#### Task item
Please give every entry again, exactly as it reads.

-=-=-=-=-

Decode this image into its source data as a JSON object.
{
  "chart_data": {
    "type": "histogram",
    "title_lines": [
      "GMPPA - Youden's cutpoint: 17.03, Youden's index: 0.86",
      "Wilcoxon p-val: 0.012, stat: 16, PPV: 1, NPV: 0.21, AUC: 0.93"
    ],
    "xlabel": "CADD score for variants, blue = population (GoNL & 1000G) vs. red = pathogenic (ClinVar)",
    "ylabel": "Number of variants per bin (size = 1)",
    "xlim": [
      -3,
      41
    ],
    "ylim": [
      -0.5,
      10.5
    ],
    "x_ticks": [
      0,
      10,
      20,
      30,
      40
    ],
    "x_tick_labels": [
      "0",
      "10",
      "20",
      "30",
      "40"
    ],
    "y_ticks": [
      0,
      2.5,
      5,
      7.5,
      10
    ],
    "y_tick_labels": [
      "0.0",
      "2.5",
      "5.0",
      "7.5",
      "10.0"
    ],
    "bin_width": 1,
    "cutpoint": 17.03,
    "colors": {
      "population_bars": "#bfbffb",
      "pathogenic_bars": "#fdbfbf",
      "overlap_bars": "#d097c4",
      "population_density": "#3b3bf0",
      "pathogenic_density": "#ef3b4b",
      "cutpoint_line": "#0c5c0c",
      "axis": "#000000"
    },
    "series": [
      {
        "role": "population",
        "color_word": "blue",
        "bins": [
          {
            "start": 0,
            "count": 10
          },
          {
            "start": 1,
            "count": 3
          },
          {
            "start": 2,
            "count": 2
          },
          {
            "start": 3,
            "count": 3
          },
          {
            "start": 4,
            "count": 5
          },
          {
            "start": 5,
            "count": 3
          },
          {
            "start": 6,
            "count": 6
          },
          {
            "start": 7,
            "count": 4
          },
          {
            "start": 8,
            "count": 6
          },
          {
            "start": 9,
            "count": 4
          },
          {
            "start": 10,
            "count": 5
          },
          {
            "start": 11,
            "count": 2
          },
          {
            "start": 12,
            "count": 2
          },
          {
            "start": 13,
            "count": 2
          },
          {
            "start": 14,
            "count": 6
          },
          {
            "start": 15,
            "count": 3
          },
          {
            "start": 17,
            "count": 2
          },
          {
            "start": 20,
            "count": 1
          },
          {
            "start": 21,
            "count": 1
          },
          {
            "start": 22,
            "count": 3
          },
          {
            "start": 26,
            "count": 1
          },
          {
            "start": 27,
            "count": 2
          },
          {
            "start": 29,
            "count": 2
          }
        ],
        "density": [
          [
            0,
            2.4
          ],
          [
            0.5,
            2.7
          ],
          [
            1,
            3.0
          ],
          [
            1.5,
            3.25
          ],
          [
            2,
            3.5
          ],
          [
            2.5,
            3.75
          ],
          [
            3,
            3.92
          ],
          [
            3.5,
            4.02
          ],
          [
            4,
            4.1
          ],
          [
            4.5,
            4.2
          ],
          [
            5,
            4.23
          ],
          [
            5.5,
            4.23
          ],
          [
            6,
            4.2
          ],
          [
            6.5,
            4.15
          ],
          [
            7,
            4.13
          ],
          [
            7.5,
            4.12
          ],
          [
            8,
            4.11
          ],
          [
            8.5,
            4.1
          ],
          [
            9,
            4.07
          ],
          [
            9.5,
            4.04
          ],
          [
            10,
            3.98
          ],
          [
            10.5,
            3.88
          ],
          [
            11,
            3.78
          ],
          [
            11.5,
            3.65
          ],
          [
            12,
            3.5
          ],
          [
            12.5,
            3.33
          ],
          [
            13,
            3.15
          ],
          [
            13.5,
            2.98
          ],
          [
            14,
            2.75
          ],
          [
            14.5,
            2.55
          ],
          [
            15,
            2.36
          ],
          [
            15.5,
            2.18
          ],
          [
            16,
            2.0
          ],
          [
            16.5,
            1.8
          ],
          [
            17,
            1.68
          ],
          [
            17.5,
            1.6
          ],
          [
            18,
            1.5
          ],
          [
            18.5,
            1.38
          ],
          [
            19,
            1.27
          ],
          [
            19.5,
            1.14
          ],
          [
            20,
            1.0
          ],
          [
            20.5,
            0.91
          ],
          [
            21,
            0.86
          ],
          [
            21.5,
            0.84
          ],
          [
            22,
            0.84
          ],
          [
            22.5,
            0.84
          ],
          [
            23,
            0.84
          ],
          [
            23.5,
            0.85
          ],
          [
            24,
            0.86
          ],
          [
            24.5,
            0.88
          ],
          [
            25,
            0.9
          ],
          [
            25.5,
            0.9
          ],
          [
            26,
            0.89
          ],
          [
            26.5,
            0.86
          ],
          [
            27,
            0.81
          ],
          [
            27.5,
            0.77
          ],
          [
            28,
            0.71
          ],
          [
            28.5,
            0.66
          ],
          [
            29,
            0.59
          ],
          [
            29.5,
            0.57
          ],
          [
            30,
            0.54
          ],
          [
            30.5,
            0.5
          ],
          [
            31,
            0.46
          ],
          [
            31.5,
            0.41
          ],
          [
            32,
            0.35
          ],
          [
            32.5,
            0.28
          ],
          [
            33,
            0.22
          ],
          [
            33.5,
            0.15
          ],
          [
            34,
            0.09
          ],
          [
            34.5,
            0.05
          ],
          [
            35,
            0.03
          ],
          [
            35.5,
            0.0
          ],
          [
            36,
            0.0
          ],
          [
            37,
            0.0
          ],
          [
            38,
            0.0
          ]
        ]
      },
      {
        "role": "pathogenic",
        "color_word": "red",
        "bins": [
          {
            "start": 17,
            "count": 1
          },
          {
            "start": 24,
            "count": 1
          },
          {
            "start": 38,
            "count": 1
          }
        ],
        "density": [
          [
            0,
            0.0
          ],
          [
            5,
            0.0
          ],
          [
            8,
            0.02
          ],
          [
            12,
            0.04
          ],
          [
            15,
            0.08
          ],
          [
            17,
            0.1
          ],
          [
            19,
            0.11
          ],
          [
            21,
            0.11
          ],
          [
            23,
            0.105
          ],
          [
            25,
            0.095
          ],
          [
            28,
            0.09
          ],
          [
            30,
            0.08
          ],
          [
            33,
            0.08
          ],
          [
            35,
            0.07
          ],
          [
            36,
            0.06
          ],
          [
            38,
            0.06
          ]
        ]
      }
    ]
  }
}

-=-=-=-=-

#### Response to the task
Decode this image into its source data as a JSON object.
{
  "chart_data": {
    "type": "histogram",
    "title_lines": [
      "GMPPA - Youden's cutpoint: 17.03, Youden's index: 0.86",
      "Wilcoxon p-val: 0.012, stat: 16, PPV: 1, NPV: 0.21, AUC: 0.93"
    ],
    "xlabel": "CADD score for variants, blue = population (GoNL & 1000G) vs. red = pathogenic (ClinVar)",
    "ylabel": "Number of variants per bin (size = 1)",
    "xlim": [
      -3,
      41
    ],
    "ylim": [
      -0.5,
      10.5
    ],
    "x_ticks": [
      0,
      10,
      20,
      30,
      40
    ],
    "x_tick_labels": [
      "0",
      "10",
      "20",
      "30",
      "40"
    ],
    "y_ticks": [
      0,
      2.5,
      5,
      7.5,
      10
    ],
    "y_tick_labels": [
      "0.0",
      "2.5",
      "5.0",
      "7.5",
      "10.0"
    ],
    "bin_width": 1,
    "cutpoint": 17.03,
    "colors": {
      "population_bars": "#bfbffb",
      "pathogenic_bars": "#fdbfbf",
      "overlap_bars": "#d097c4",
      "population_density": "#3b3bf0",
      "pathogenic_density": "#ef3b4b",
      "cutpoint_line": "#0c5c0c",
      "axis": "#000000"
    },
    "series": [
      {
        "role": "population",
        "color_word": "blue",
        "bins": [
          {
            "start": 0,
            "count": 10
          },
          {
            "start": 1,
            "count": 3
          },
          {
            "start": 2,
            "count": 2
          },
          {
            "start": 3,
            "count": 3
          },
          {
            "start": 4,
            "count": 5
          },
          {
            "start": 5,
            "count": 3
          },
          {
            "start": 6,
            "count": 6
          },
          {
            "start": 7,
            "count": 4
          },
          {
            "start": 8,
            "count": 6
          },
          {
            "start": 9,
            "count": 4
          },
          {
            "start": 10,
            "count": 5
          },
          {
            "start": 11,
            "count": 2
          },
          {
            "start": 12,
            "count": 2
          },
          {
            "start": 13,
            "count": 2
          },
          {
            "start": 14,
            "count": 6
          },
          {
            "start": 15,
            "count": 3
          },
          {
            "start": 17,
            "count": 2
          },
          {
            "start": 20,
            "count": 1
          },
          {
            "start": 21,
            "count": 1
          },
          {
            "start": 22,
            "count": 3
          },
          {
            "start": 26,
            "count": 1
          },
          {
            "start": 27,
            "count": 2
          },
          {
            "start": 29,
            "count": 2
          }
        ],
        "density": [
          [
            0,
            2.4
          ],
          [
            0.5,
            2.7
          ],
          [
            1,
            3.0
          ],
          [
            1.5,
            3.25
          ],
          [
            2,
            3.5
          ],
          [
            2.5,
            3.75
          ],
          [
            3,
            3.92
          ],
          [
            3.5,
            4.02
          ],
          [
            4,
            4.1
          ],
          [
            4.5,
            4.2
          ],
          [
            5,
            4.23
          ],
          [
            5.5,
            4.23
          ],
          [
            6,
            4.2
          ],
          [
            6.5,
            4.15
          ],
          [
            7,
            4.13
          ],
          [
            7.5,
            4.12
          ],
          [
            8,
            4.11
          ],
          [
            8.5,
            4.1
          ],
          [
            9,
            4.07
          ],
          [
            9.5,
            4.04
          ],
          [
            10,
            3.98
          ],
          [
            10.5,
            3.88
          ],
          [
            11,
            3.78
          ],
          [
            11.5,
            3.65
          ],
          [
            12,
            3.5
          ],
          [
            12.5,
            3.33
          ],
          [
            13,
            3.15
          ],
          [
            13.5,
            2.98
          ],
          [
            14,
            2.75
          ],
          [
            14.5,
            2.55
          ],
          [
            15,
            2.36
          ],
          [
            15.5,
            2.18
          ],
          [
            16,
            2.0
          ],
          [
            16.5,
            1.8
          ],
          [
            17,
            1.68
          ],
          [
            17.5,
            1.6
          ],
          [
            18,
            1.5
          ],
          [
            18.5,
            1.38
          ],
          [
            19,
            1.27
          ],
          [
            19.5,
            1.14
          ],
          [
            20,
            1.0
          ],
          [
            20.5,
            0.91
          ],
          [
            21,
            0.86
          ],
          [
            21.5,
            0.84
          ],
          [
            22,
            0.84
          ],
          [
            22.5,
            0.84
          ],
          [
            23,
            0.84
          ],
          [
            23.5,
            0.85
          ],
          [
            24,
            0.86
          ],
          [
            24.5,
            0.88
          ],
          [
            25,
            0.9
          ],
          [
            25.5,
            0.9
          ],
          [
            26,
            0.89
          ],
          [
            26.5,
            0.86
          ],
          [
            27,
            0.81
          ],
          [
            27.5,
            0.77
          ],
          [
            28,
            0.71
          ],
          [
            28.5,
            0.66
          ],
          [
            29,
            0.59
          ],
          [
            29.5,
            0.57
          ],
          [
            30,
            0.54
          ],
          [
            30.5,
            0.5
          ],
          [
            31,
            0.46
          ],
          [
            31.5,
            0.41
          ],
          [
            32,
            0.35
          ],
          [
            32.5,
            0.28
          ],
          [
            33,
            0.22
          ],
          [
            33.5,
            0.15
          ],
          [
            34,
            0.09
          ],
          [
            34.5,
            0.05
          ],
          [
            35,
            0.03
          ],
          [
            35.5,
            0.0
          ],
          [
            36,
            0.0
          ],
          [
            37,
            0.0
          ],
          [
            38,
            0.0
          ]
        ]
      },
      {
        "role": "pathogenic",
        "color_word": "red",
        "bins": [
          {
            "start": 17,
            "count": 1
          },
          {
            "start": 24,
            "count": 1
          },
          {
            "start": 38,
            "count": 1
          }
        ],
        "density": [
          [
            0,
            0.0
          ],
          [
            5,
            0.0
          ],
          [
            8,
            0.02
          ],
          [
            12,
            0.04
          ],
          [
            15,
            0.08
          ],
          [
            17,
            0.1
          ],
          [
            19,
            0.11
          ],
          [
            21,
            0.11
          ],
          [
            23,
            0.105
          ],
          [
            25,
            0.095
          ],
          [
            28,
            0.09
          ],
          [
            30,
            0.08
          ],
          [
            33,
            0.08
          ],
          [
            35,
            0.07
          ],
          [
            36,
            0.06
          ],
          [
            38,
            0.06
          ]
        ]
      }
    ]
  }
}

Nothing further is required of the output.